WHAT TO DO: Copy exactly the lines from the "Parse this screenshot: output" line to the end, both included, and nothing else.

GIVEN DATA:
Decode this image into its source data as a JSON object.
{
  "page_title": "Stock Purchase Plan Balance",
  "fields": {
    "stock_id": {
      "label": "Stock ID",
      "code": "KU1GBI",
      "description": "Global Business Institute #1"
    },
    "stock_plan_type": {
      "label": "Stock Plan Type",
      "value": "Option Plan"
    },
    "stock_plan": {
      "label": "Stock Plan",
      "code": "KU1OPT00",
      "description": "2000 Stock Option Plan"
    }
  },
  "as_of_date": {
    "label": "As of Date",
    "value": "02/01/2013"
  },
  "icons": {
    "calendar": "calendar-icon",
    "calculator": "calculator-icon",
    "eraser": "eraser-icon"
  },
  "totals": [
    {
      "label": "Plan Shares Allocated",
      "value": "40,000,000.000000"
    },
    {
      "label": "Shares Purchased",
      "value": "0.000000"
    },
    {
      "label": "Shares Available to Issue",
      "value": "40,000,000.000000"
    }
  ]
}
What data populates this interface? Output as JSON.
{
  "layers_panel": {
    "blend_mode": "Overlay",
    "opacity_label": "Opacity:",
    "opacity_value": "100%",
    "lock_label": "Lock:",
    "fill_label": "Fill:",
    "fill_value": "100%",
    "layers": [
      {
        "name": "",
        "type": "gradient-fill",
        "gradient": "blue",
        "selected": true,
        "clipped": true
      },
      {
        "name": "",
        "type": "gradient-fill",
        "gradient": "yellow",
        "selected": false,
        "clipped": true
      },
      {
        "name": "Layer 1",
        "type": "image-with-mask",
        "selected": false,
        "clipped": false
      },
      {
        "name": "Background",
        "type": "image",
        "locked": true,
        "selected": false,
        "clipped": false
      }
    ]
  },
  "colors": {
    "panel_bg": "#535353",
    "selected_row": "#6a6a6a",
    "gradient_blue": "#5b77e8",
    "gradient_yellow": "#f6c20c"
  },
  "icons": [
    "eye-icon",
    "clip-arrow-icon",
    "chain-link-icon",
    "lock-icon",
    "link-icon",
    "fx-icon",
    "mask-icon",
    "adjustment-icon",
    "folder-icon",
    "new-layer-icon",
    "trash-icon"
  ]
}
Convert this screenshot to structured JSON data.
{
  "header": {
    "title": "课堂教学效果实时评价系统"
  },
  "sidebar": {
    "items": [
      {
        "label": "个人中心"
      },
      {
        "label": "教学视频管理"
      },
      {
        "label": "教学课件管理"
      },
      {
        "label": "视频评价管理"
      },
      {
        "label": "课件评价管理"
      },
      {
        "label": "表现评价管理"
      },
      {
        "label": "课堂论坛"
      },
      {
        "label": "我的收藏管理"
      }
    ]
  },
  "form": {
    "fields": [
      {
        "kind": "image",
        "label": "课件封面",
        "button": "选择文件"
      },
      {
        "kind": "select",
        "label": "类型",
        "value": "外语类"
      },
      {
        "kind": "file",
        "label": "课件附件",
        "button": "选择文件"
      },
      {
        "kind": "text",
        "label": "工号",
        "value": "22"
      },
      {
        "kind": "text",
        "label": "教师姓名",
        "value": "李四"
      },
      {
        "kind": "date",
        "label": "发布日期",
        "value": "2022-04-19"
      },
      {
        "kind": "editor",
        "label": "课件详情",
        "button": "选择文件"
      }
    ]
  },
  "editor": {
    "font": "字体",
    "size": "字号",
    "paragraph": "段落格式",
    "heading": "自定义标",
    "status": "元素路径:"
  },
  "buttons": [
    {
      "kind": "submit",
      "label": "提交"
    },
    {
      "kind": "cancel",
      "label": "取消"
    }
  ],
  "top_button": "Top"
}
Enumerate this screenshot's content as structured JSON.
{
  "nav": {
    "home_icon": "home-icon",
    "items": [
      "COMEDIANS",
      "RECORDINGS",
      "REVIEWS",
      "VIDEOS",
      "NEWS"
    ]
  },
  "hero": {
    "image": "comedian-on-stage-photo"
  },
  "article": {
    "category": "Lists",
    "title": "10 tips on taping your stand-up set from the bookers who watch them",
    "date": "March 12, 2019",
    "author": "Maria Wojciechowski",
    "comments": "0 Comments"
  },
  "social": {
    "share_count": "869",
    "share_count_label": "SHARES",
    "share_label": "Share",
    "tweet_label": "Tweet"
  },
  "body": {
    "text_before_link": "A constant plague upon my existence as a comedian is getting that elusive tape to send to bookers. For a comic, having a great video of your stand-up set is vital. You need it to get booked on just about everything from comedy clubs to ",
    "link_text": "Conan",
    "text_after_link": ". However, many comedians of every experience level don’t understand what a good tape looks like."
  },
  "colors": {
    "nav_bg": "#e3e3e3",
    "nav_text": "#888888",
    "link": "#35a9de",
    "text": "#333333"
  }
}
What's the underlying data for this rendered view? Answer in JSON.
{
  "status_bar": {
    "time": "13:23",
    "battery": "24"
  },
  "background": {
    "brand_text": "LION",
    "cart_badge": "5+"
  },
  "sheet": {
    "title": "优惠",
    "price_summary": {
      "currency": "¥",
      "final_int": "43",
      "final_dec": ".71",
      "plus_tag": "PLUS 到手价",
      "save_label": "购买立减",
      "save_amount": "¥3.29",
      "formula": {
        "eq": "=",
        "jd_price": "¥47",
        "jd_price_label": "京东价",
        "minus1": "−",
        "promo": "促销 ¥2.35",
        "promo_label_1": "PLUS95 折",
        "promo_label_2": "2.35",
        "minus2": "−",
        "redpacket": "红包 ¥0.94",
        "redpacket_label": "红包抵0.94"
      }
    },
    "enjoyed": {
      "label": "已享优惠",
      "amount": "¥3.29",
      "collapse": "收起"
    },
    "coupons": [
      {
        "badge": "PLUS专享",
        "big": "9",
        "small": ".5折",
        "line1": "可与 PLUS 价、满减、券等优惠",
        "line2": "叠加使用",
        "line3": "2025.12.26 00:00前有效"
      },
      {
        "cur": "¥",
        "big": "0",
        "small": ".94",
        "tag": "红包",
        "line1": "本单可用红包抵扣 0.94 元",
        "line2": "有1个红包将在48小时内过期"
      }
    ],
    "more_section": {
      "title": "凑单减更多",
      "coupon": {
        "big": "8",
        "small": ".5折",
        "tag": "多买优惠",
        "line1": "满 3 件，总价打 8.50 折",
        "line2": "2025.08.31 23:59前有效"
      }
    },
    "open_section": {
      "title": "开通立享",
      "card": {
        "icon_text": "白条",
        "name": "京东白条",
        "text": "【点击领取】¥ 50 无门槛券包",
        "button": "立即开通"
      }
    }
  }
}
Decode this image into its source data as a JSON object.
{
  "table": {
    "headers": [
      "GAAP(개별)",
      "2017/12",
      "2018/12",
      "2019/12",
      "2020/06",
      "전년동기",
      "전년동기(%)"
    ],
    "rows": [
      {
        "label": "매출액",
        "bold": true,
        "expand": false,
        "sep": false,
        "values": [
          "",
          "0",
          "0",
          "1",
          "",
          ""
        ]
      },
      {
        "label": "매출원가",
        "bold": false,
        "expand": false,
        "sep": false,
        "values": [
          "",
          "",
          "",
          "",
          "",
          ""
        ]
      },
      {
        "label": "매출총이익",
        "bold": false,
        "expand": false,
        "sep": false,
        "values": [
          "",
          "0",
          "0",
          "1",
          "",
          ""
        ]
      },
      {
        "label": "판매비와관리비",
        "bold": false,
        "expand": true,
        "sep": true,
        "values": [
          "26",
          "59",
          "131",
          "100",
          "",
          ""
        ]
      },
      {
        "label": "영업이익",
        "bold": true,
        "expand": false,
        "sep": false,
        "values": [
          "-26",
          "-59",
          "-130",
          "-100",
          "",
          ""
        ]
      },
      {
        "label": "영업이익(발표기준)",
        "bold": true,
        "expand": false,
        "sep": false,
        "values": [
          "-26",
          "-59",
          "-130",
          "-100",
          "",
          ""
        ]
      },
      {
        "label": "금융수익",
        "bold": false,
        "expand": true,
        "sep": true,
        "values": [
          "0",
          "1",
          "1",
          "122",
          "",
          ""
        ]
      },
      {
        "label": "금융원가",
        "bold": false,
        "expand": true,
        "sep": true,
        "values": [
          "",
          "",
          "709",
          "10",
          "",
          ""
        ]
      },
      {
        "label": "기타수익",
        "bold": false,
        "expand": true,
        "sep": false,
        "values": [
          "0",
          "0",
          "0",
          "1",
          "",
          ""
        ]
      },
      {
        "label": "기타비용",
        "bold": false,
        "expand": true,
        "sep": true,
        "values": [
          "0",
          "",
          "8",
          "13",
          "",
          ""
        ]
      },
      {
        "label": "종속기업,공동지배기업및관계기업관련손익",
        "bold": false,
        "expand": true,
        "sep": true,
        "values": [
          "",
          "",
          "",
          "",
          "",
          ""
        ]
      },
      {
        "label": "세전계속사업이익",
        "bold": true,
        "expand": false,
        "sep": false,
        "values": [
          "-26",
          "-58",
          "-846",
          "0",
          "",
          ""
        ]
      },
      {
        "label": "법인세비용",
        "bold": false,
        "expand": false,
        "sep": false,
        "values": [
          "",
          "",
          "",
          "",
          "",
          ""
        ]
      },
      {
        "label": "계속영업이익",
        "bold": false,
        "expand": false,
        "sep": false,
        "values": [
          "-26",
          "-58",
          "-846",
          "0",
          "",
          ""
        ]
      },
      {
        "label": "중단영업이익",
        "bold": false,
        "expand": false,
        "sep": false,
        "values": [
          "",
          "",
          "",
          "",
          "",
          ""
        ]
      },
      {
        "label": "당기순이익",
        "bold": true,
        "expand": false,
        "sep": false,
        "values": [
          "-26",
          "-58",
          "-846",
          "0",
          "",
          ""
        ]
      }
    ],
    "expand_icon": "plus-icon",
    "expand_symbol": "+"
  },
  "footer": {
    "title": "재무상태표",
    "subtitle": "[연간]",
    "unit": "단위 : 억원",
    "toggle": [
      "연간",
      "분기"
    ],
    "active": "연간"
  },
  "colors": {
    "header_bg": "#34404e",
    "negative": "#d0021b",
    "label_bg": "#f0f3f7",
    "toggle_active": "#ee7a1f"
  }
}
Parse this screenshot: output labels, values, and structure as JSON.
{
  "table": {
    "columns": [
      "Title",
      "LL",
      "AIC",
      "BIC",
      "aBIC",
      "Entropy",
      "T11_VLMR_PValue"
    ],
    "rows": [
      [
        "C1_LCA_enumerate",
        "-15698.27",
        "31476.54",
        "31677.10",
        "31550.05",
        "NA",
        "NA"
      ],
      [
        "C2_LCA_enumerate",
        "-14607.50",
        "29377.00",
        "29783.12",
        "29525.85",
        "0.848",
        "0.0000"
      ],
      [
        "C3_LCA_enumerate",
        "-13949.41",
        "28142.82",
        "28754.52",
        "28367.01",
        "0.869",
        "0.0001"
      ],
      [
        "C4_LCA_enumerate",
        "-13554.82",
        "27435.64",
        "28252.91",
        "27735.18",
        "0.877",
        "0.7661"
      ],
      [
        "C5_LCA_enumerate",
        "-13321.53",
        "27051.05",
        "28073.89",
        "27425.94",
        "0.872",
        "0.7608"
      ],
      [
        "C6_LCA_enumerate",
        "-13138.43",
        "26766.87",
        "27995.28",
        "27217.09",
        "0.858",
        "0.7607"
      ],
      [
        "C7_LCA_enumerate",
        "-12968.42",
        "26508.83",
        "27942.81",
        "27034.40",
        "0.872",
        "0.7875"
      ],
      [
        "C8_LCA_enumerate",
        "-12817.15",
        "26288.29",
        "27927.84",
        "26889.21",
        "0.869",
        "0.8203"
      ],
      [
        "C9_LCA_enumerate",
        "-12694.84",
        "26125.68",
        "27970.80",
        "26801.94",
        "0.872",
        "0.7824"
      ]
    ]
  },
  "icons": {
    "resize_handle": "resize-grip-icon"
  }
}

ANSWER TO THE TASK:
Parse this screenshot: output labels, values, and structure as JSON.
{
  "table": {
    "columns": [
      "Title",
      "LL",
      "AIC",
      "BIC",
      "aBIC",
      "Entropy",
      "T11_VLMR_PValue"
    ],
    "rows": [
      [
        "C1_LCA_enumerate",
        "-15698.27",
        "31476.54",
        "31677.10",
        "31550.05",
        "NA",
        "NA"
      ],
      [
        "C2_LCA_enumerate",
        "-14607.50",
        "29377.00",
        "29783.12",
        "29525.85",
        "0.848",
        "0.0000"
      ],
      [
        "C3_LCA_enumerate",
        "-13949.41",
        "28142.82",
        "28754.52",
        "28367.01",
        "0.869",
        "0.0001"
      ],
      [
        "C4_LCA_enumerate",
        "-13554.82",
        "27435.64",
        "28252.91",
        "27735.18",
        "0.877",
        "0.7661"
      ],
      [
        "C5_LCA_enumerate",
        "-13321.53",
        "27051.05",
        "28073.89",
        "27425.94",
        "0.872",
        "0.7608"
      ],
      [
        "C6_LCA_enumerate",
        "-13138.43",
        "26766.87",
        "27995.28",
        "27217.09",
        "0.858",
        "0.7607"
      ],
      [
        "C7_LCA_enumerate",
        "-12968.42",
        "26508.83",
        "27942.81",
        "27034.40",
        "0.872",
        "0.7875"
      ],
      [
        "C8_LCA_enumerate",
        "-12817.15",
        "26288.29",
        "27927.84",
        "26889.21",
        "0.869",
        "0.8203"
      ],
      [
        "C9_LCA_enumerate",
        "-12694.84",
        "26125.68",
        "27970.80",
        "26801.94",
        "0.872",
        "0.7824"
      ]
    ]
  },
  "icons": {
    "resize_handle": "resize-grip-icon"
  }
}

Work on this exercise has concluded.